%%

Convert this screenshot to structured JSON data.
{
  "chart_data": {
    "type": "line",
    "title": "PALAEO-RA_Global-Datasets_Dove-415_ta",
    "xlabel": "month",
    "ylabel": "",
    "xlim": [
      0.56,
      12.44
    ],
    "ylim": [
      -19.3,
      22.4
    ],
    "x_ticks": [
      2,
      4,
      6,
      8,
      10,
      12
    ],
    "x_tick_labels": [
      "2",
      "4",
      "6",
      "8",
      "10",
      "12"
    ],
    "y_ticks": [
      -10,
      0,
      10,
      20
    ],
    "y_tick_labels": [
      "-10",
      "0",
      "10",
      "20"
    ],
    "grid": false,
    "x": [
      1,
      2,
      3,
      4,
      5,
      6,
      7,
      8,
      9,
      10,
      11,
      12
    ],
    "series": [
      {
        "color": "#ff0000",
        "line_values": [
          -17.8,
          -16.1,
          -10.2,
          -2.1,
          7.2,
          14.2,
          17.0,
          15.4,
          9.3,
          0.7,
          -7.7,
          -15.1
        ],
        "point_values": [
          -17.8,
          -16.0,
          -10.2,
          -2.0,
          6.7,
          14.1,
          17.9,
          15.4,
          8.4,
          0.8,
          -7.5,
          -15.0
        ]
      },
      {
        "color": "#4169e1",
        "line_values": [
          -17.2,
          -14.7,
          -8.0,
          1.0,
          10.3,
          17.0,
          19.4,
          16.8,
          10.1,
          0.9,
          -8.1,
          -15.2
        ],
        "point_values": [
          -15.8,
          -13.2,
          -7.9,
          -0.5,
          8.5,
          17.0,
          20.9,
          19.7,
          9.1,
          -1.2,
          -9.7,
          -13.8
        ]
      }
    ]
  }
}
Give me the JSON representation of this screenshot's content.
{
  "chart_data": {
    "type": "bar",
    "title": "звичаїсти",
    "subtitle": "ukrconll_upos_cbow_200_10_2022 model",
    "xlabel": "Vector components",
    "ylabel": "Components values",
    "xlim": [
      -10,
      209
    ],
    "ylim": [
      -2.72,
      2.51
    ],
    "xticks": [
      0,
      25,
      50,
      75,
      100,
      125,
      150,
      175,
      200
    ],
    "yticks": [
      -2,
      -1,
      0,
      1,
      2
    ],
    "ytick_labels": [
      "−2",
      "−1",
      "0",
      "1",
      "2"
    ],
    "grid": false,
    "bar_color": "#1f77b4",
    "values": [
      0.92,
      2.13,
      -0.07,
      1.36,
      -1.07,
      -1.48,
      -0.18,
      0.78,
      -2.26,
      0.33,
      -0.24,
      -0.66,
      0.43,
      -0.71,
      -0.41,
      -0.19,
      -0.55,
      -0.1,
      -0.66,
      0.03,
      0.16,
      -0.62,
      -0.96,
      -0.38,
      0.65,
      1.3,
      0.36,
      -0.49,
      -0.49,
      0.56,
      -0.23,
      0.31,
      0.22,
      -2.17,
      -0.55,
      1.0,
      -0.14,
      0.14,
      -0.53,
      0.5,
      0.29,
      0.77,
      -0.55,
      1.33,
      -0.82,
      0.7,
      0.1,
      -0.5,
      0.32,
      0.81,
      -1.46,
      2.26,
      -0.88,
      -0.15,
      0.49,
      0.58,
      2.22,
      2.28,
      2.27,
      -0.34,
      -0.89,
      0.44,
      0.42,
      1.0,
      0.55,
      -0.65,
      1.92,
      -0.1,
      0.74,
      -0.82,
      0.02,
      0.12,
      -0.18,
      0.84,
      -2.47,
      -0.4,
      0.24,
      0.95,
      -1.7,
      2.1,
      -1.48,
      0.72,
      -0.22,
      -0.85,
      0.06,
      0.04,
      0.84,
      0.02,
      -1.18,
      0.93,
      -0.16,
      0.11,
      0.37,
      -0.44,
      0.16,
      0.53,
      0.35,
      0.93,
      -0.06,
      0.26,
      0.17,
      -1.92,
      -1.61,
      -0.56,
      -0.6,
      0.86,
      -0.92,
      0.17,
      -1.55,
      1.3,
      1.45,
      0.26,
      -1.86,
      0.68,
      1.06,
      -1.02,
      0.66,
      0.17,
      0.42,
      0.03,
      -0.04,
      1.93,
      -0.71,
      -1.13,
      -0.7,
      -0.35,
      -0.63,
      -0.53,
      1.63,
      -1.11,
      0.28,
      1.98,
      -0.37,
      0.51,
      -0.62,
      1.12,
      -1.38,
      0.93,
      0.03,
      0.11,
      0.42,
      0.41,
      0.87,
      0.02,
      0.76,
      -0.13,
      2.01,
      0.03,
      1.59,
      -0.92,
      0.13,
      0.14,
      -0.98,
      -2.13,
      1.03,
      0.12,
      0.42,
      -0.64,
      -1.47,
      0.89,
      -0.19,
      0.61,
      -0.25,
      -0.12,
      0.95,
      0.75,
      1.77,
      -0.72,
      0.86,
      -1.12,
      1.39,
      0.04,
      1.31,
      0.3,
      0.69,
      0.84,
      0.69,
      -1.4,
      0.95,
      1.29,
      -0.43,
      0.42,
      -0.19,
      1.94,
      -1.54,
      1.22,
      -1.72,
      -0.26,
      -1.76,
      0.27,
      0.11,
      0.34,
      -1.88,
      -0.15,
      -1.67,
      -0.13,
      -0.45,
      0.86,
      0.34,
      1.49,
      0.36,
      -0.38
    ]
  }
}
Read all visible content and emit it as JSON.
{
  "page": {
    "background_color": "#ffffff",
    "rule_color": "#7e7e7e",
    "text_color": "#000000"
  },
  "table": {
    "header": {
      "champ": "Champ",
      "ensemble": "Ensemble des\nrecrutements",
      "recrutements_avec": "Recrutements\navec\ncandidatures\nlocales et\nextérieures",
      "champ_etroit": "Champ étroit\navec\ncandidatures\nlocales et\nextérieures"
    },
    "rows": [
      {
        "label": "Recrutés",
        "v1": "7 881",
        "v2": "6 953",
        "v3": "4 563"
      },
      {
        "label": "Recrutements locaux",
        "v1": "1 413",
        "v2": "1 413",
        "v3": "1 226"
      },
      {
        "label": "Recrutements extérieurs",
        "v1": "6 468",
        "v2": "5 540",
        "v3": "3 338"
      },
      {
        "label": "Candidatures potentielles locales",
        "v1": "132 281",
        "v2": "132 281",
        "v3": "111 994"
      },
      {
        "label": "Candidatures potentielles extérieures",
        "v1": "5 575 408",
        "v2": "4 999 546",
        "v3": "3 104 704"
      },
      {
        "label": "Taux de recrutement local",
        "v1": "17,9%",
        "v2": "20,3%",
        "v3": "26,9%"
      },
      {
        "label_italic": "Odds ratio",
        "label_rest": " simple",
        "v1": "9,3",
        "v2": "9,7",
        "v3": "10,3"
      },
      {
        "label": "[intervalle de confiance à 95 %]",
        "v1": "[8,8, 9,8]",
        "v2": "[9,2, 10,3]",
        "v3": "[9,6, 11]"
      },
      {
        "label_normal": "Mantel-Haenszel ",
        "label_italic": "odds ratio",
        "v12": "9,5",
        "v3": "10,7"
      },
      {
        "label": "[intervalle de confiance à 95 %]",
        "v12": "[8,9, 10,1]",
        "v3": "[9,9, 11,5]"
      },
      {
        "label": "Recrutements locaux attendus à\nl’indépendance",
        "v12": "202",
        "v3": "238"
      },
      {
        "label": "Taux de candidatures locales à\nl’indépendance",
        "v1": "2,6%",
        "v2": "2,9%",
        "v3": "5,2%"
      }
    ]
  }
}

%%

Each line must be given again exactly as written above.

Convert this screenshot to structured JSON data.
{
  "chart_data": {
    "type": "line",
    "title": "PALAEO-RA_Global-Datasets_Dove-415_ta",
    "xlabel": "month",
    "ylabel": "",
    "xlim": [
      0.56,
      12.44
    ],
    "ylim": [
      -19.3,
      22.4
    ],
    "x_ticks": [
      2,
      4,
      6,
      8,
      10,
      12
    ],
    "x_tick_labels": [
      "2",
      "4",
      "6",
      "8",
      "10",
      "12"
    ],
    "y_ticks": [
      -10,
      0,
      10,
      20
    ],
    "y_tick_labels": [
      "-10",
      "0",
      "10",
      "20"
    ],
    "grid": false,
    "x": [
      1,
      2,
      3,
      4,
      5,
      6,
      7,
      8,
      9,
      10,
      11,
      12
    ],
    "series": [
      {
        "color": "#ff0000",
        "line_values": [
          -17.8,
          -16.1,
          -10.2,
          -2.1,
          7.2,
          14.2,
          17.0,
          15.4,
          9.3,
          0.7,
          -7.7,
          -15.1
        ],
        "point_values": [
          -17.8,
          -16.0,
          -10.2,
          -2.0,
          6.7,
          14.1,
          17.9,
          15.4,
          8.4,
          0.8,
          -7.5,
          -15.0
        ]
      },
      {
        "color": "#4169e1",
        "line_values": [
          -17.2,
          -14.7,
          -8.0,
          1.0,
          10.3,
          17.0,
          19.4,
          16.8,
          10.1,
          0.9,
          -8.1,
          -15.2
        ],
        "point_values": [
          -15.8,
          -13.2,
          -7.9,
          -0.5,
          8.5,
          17.0,
          20.9,
          19.7,
          9.1,
          -1.2,
          -9.7,
          -13.8
        ]
      }
    ]
  }
}
Give me the JSON representation of this screenshot's content.
{
  "chart_data": {
    "type": "bar",
    "title": "звичаїсти",
    "subtitle": "ukrconll_upos_cbow_200_10_2022 model",
    "xlabel": "Vector components",
    "ylabel": "Components values",
    "xlim": [
      -10,
      209
    ],
    "ylim": [
      -2.72,
      2.51
    ],
    "xticks": [
      0,
      25,
      50,
      75,
      100,
      125,
      150,
      175,
      200
    ],
    "yticks": [
      -2,
      -1,
      0,
      1,
      2
    ],
    "ytick_labels": [
      "−2",
      "−1",
      "0",
      "1",
      "2"
    ],
    "grid": false,
    "bar_color": "#1f77b4",
    "values": [
      0.92,
      2.13,
      -0.07,
      1.36,
      -1.07,
      -1.48,
      -0.18,
      0.78,
      -2.26,
      0.33,
      -0.24,
      -0.66,
      0.43,
      -0.71,
      -0.41,
      -0.19,
      -0.55,
      -0.1,
      -0.66,
      0.03,
      0.16,
      -0.62,
      -0.96,
      -0.38,
      0.65,
      1.3,
      0.36,
      -0.49,
      -0.49,
      0.56,
      -0.23,
      0.31,
      0.22,
      -2.17,
      -0.55,
      1.0,
      -0.14,
      0.14,
      -0.53,
      0.5,
      0.29,
      0.77,
      -0.55,
      1.33,
      -0.82,
      0.7,
      0.1,
      -0.5,
      0.32,
      0.81,
      -1.46,
      2.26,
      -0.88,
      -0.15,
      0.49,
      0.58,
      2.22,
      2.28,
      2.27,
      -0.34,
      -0.89,
      0.44,
      0.42,
      1.0,
      0.55,
      -0.65,
      1.92,
      -0.1,
      0.74,
      -0.82,
      0.02,
      0.12,
      -0.18,
      0.84,
      -2.47,
      -0.4,
      0.24,
      0.95,
      -1.7,
      2.1,
      -1.48,
      0.72,
      -0.22,
      -0.85,
      0.06,
      0.04,
      0.84,
      0.02,
      -1.18,
      0.93,
      -0.16,
      0.11,
      0.37,
      -0.44,
      0.16,
      0.53,
      0.35,
      0.93,
      -0.06,
      0.26,
      0.17,
      -1.92,
      -1.61,
      -0.56,
      -0.6,
      0.86,
      -0.92,
      0.17,
      -1.55,
      1.3,
      1.45,
      0.26,
      -1.86,
      0.68,
      1.06,
      -1.02,
      0.66,
      0.17,
      0.42,
      0.03,
      -0.04,
      1.93,
      -0.71,
      -1.13,
      -0.7,
      -0.35,
      -0.63,
      -0.53,
      1.63,
      -1.11,
      0.28,
      1.98,
      -0.37,
      0.51,
      -0.62,
      1.12,
      -1.38,
      0.93,
      0.03,
      0.11,
      0.42,
      0.41,
      0.87,
      0.02,
      0.76,
      -0.13,
      2.01,
      0.03,
      1.59,
      -0.92,
      0.13,
      0.14,
      -0.98,
      -2.13,
      1.03,
      0.12,
      0.42,
      -0.64,
      -1.47,
      0.89,
      -0.19,
      0.61,
      -0.25,
      -0.12,
      0.95,
      0.75,
      1.77,
      -0.72,
      0.86,
      -1.12,
      1.39,
      0.04,
      1.31,
      0.3,
      0.69,
      0.84,
      0.69,
      -1.4,
      0.95,
      1.29,
      -0.43,
      0.42,
      -0.19,
      1.94,
      -1.54,
      1.22,
      -1.72,
      -0.26,
      -1.76,
      0.27,
      0.11,
      0.34,
      -1.88,
      -0.15,
      -1.67,
      -0.13,
      -0.45,
      0.86,
      0.34,
      1.49,
      0.36,
      -0.38
    ]
  }
}
Read all visible content and emit it as JSON.
{
  "page": {
    "background_color": "#ffffff",
    "rule_color": "#7e7e7e",
    "text_color": "#000000"
  },
  "table": {
    "header": {
      "champ": "Champ",
      "ensemble": "Ensemble des\nrecrutements",
      "recrutements_avec": "Recrutements\navec\ncandidatures\nlocales et\nextérieures",
      "champ_etroit": "Champ étroit\navec\ncandidatures\nlocales et\nextérieures"
    },
    "rows": [
      {
        "label": "Recrutés",
        "v1": "7 881",
        "v2": "6 953",
        "v3": "4 563"
      },
      {
        "label": "Recrutements locaux",
        "v1": "1 413",
        "v2": "1 413",
        "v3": "1 226"
      },
      {
        "label": "Recrutements extérieurs",
        "v1": "6 468",
        "v2": "5 540",
        "v3": "3 338"
      },
      {
        "label": "Candidatures potentielles locales",
        "v1": "132 281",
        "v2": "132 281",
        "v3": "111 994"
      },
      {
        "label": "Candidatures potentielles extérieures",
        "v1": "5 575 408",
        "v2": "4 999 546",
        "v3": "3 104 704"
      },
      {
        "label": "Taux de recrutement local",
        "v1": "17,9%",
        "v2": "20,3%",
        "v3": "26,9%"
      },
      {
        "label_italic": "Odds ratio",
        "label_rest": " simple",
        "v1": "9,3",
        "v2": "9,7",
        "v3": "10,3"
      },
      {
        "label": "[intervalle de confiance à 95 %]",
        "v1": "[8,8, 9,8]",
        "v2": "[9,2, 10,3]",
        "v3": "[9,6, 11]"
      },
      {
        "label_normal": "Mantel-Haenszel ",
        "label_italic": "odds ratio",
        "v12": "9,5",
        "v3": "10,7"
      },
      {
        "label": "[intervalle de confiance à 95 %]",
        "v12": "[8,9, 10,1]",
        "v3": "[9,9, 11,5]"
      },
      {
        "label": "Recrutements locaux attendus à\nl’indépendance",
        "v12": "202",
        "v3": "238"
      },
      {
        "label": "Taux de candidatures locales à\nl’indépendance",
        "v1": "2,6%",
        "v2": "2,9%",
        "v3": "5,2%"
      }
    ]
  }
}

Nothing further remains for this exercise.